_Exercise requirements:_ Extract all of the entries and set them down verbatim.

******************************

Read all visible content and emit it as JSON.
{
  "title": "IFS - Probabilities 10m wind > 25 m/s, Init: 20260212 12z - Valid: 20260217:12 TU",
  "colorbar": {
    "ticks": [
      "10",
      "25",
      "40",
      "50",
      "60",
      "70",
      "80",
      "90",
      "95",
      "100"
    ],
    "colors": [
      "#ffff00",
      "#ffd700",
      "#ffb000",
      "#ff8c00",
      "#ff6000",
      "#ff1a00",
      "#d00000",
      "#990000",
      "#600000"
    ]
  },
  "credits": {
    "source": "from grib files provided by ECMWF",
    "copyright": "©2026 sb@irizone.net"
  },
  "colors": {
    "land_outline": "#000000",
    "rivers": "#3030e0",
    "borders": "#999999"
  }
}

******************************

_Task answer:_
Read all visible content and emit it as JSON.
{
  "title": "IFS - Probabilities 10m wind > 25 m/s, Init: 20260212 12z - Valid: 20260217:12 TU",
  "colorbar": {
    "ticks": [
      "10",
      "25",
      "40",
      "50",
      "60",
      "70",
      "80",
      "90",
      "95",
      "100"
    ],
    "colors": [
      "#ffff00",
      "#ffd700",
      "#ffb000",
      "#ff8c00",
      "#ff6000",
      "#ff1a00",
      "#d00000",
      "#990000",
      "#600000"
    ]
  },
  "credits": {
    "source": "from grib files provided by ECMWF",
    "copyright": "©2026 sb@irizone.net"
  },
  "colors": {
    "land_outline": "#000000",
    "rivers": "#3030e0",
    "borders": "#999999"
  }
}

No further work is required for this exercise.